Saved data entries
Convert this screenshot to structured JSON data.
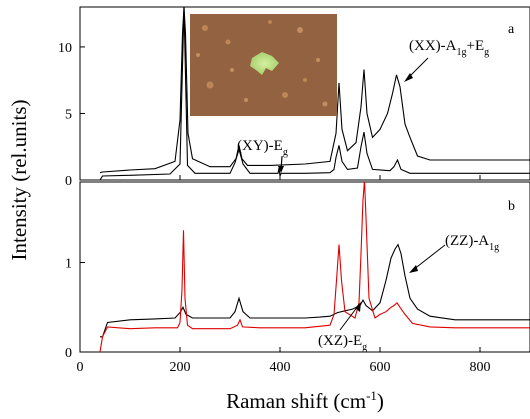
{
  "chart_data": [
    {
      "type": "line",
      "panel": "a",
      "xlim": [
        0,
        900
      ],
      "ylim": [
        0,
        13
      ],
      "x_ticks": [
        0,
        200,
        400,
        600,
        800
      ],
      "y_ticks": [
        0,
        5,
        10
      ],
      "tick_labels_x": [
        "0",
        "200",
        "400",
        "600",
        "800"
      ],
      "tick_labels_y": [
        "0",
        "5",
        "10"
      ],
      "panel_letter": "a",
      "inset_image": "optical micrograph of flake (green flake on brown substrate)",
      "annotations": {
        "xy": "(XY)-E",
        "xy_sub": "g",
        "xx_main": "(XX)-A",
        "xx_sub1": "1g",
        "xx_plus": "+E",
        "xx_sub2": "g"
      },
      "series": [
        {
          "color": "#000000",
          "x": [
            40,
            45,
            100,
            150,
            190,
            200,
            205,
            208,
            211,
            216,
            225,
            260,
            300,
            312,
            318,
            324,
            335,
            380,
            450,
            500,
            512,
            518,
            524,
            535,
            552,
            562,
            568,
            574,
            585,
            600,
            615,
            625,
            633,
            640,
            650,
            660,
            675,
            700,
            750,
            800,
            850,
            900
          ],
          "y": [
            0.55,
            0.6,
            0.75,
            0.85,
            1.4,
            4.5,
            11,
            13,
            11,
            3.5,
            1.6,
            1.0,
            1.0,
            1.6,
            2.6,
            1.6,
            1.1,
            1.1,
            1.2,
            1.4,
            3.5,
            7.3,
            3.8,
            2.2,
            2.8,
            5.5,
            8.3,
            5.0,
            3.2,
            3.8,
            5.0,
            6.5,
            7.9,
            7.0,
            4.2,
            3.2,
            1.8,
            1.5,
            1.5,
            1.5,
            1.5,
            1.5
          ]
        },
        {
          "color": "#000000",
          "x": [
            40,
            45,
            100,
            180,
            200,
            208,
            215,
            230,
            300,
            310,
            318,
            326,
            340,
            396,
            398,
            400,
            402,
            450,
            500,
            508,
            512,
            518,
            524,
            535,
            555,
            562,
            568,
            574,
            585,
            620,
            628,
            635,
            642,
            660,
            700,
            800,
            900
          ],
          "y": [
            0.0,
            0.3,
            0.35,
            0.45,
            1.2,
            13,
            1.1,
            0.5,
            0.5,
            1.3,
            2.3,
            1.2,
            0.5,
            0.5,
            0.9,
            0.3,
            0.5,
            0.5,
            0.55,
            0.8,
            1.7,
            2.6,
            1.4,
            0.8,
            0.9,
            2.5,
            3.6,
            2.0,
            0.8,
            0.7,
            1.0,
            1.5,
            0.8,
            0.5,
            0.5,
            0.5,
            0.5
          ]
        }
      ]
    },
    {
      "type": "line",
      "panel": "b",
      "xlim": [
        0,
        900
      ],
      "ylim": [
        0,
        1.9
      ],
      "x_ticks": [
        0,
        200,
        400,
        600,
        800
      ],
      "y_ticks": [
        0,
        1
      ],
      "tick_labels_x": [
        "0",
        "200",
        "400",
        "600",
        "800"
      ],
      "tick_labels_y": [
        "0",
        "1"
      ],
      "panel_letter": "b",
      "xlabel": "Raman shift (cm",
      "xlabel_sup": "-1",
      "xlabel_end": ")",
      "ylabel": "Intensity (rel.units)",
      "annotations": {
        "zz_main": "(ZZ)-A",
        "zz_sub": "1g",
        "xz_main": "(XZ)-E",
        "xz_sub": "g"
      },
      "series": [
        {
          "color": "#000000",
          "x": [
            40,
            45,
            55,
            100,
            150,
            190,
            200,
            206,
            212,
            225,
            260,
            300,
            310,
            318,
            326,
            340,
            400,
            450,
            480,
            500,
            515,
            530,
            545,
            560,
            566,
            572,
            585,
            600,
            612,
            622,
            630,
            636,
            642,
            650,
            660,
            675,
            700,
            750,
            800,
            850,
            900
          ],
          "y": [
            0.17,
            0.17,
            0.33,
            0.36,
            0.37,
            0.38,
            0.44,
            0.5,
            0.42,
            0.38,
            0.38,
            0.38,
            0.45,
            0.6,
            0.45,
            0.38,
            0.38,
            0.38,
            0.39,
            0.4,
            0.44,
            0.46,
            0.48,
            0.52,
            0.58,
            0.52,
            0.46,
            0.55,
            0.8,
            1.05,
            1.15,
            1.2,
            1.1,
            0.85,
            0.6,
            0.48,
            0.4,
            0.36,
            0.36,
            0.36,
            0.36
          ]
        },
        {
          "color": "#e00000",
          "x": [
            40,
            45,
            55,
            100,
            150,
            195,
            200,
            204,
            207,
            210,
            215,
            225,
            260,
            300,
            315,
            320,
            325,
            360,
            400,
            450,
            500,
            508,
            513,
            518,
            523,
            530,
            550,
            558,
            562,
            566,
            569,
            572,
            578,
            590,
            600,
            612,
            622,
            628,
            634,
            640,
            650,
            665,
            700,
            750,
            800,
            850,
            900
          ],
          "y": [
            0.0,
            0.17,
            0.28,
            0.26,
            0.27,
            0.27,
            0.33,
            0.7,
            1.36,
            0.6,
            0.3,
            0.26,
            0.26,
            0.26,
            0.3,
            0.36,
            0.28,
            0.27,
            0.27,
            0.27,
            0.3,
            0.42,
            0.8,
            1.2,
            0.8,
            0.45,
            0.38,
            0.55,
            1.1,
            1.7,
            1.92,
            1.5,
            0.6,
            0.38,
            0.42,
            0.45,
            0.5,
            0.52,
            0.55,
            0.5,
            0.42,
            0.32,
            0.28,
            0.27,
            0.27,
            0.27,
            0.27
          ]
        }
      ]
    }
  ]
}
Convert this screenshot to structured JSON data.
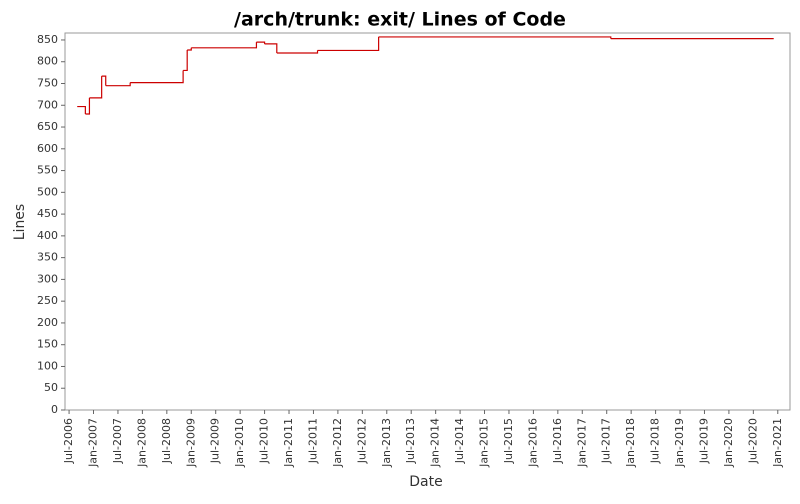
{
  "chart_data": {
    "type": "step",
    "title": "/arch/trunk: exit/ Lines of Code",
    "x_label": "Date",
    "y_label": "Lines",
    "x": [
      "2006-09",
      "2006-11",
      "2006-12",
      "2007-03",
      "2007-04",
      "2007-10",
      "2008-11",
      "2008-12",
      "2009-01",
      "2010-05",
      "2010-07",
      "2010-10",
      "2011-08",
      "2012-11",
      "2017-08",
      "2020-12"
    ],
    "series": [
      {
        "name": "Lines",
        "color": "#cc0000",
        "values": [
          697,
          680,
          717,
          767,
          745,
          752,
          780,
          827,
          832,
          845,
          841,
          820,
          826,
          857,
          853,
          853
        ]
      }
    ],
    "xlim": [
      "2006-06",
      "2021-04"
    ],
    "xticks": [
      {
        "value": "2006-07",
        "label": "Jul-2006"
      },
      {
        "value": "2007-01",
        "label": "Jan-2007"
      },
      {
        "value": "2007-07",
        "label": "Jul-2007"
      },
      {
        "value": "2008-01",
        "label": "Jan-2008"
      },
      {
        "value": "2008-07",
        "label": "Jul-2008"
      },
      {
        "value": "2009-01",
        "label": "Jan-2009"
      },
      {
        "value": "2009-07",
        "label": "Jul-2009"
      },
      {
        "value": "2010-01",
        "label": "Jan-2010"
      },
      {
        "value": "2010-07",
        "label": "Jul-2010"
      },
      {
        "value": "2011-01",
        "label": "Jan-2011"
      },
      {
        "value": "2011-07",
        "label": "Jul-2011"
      },
      {
        "value": "2012-01",
        "label": "Jan-2012"
      },
      {
        "value": "2012-07",
        "label": "Jul-2012"
      },
      {
        "value": "2013-01",
        "label": "Jan-2013"
      },
      {
        "value": "2013-07",
        "label": "Jul-2013"
      },
      {
        "value": "2014-01",
        "label": "Jan-2014"
      },
      {
        "value": "2014-07",
        "label": "Jul-2014"
      },
      {
        "value": "2015-01",
        "label": "Jan-2015"
      },
      {
        "value": "2015-07",
        "label": "Jul-2015"
      },
      {
        "value": "2016-01",
        "label": "Jan-2016"
      },
      {
        "value": "2016-07",
        "label": "Jul-2016"
      },
      {
        "value": "2017-01",
        "label": "Jan-2017"
      },
      {
        "value": "2017-07",
        "label": "Jul-2017"
      },
      {
        "value": "2018-01",
        "label": "Jan-2018"
      },
      {
        "value": "2018-07",
        "label": "Jul-2018"
      },
      {
        "value": "2019-01",
        "label": "Jan-2019"
      },
      {
        "value": "2019-07",
        "label": "Jul-2019"
      },
      {
        "value": "2020-01",
        "label": "Jan-2020"
      },
      {
        "value": "2020-07",
        "label": "Jul-2020"
      },
      {
        "value": "2021-01",
        "label": "Jan-2021"
      }
    ],
    "ylim": [
      0,
      866
    ],
    "yticks": [
      0,
      50,
      100,
      150,
      200,
      250,
      300,
      350,
      400,
      450,
      500,
      550,
      600,
      650,
      700,
      750,
      800,
      850
    ],
    "grid": false
  }
}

▶ _TASK INSTRUCTIONS_
Filter the data for the string "Lines" and copy every line that has it.

▶ _ANSWER TO THE PROBLEM_
    "title": "/arch/trunk: exit/ Lines of Code",
    "y_label": "Lines",
        "name": "Lines",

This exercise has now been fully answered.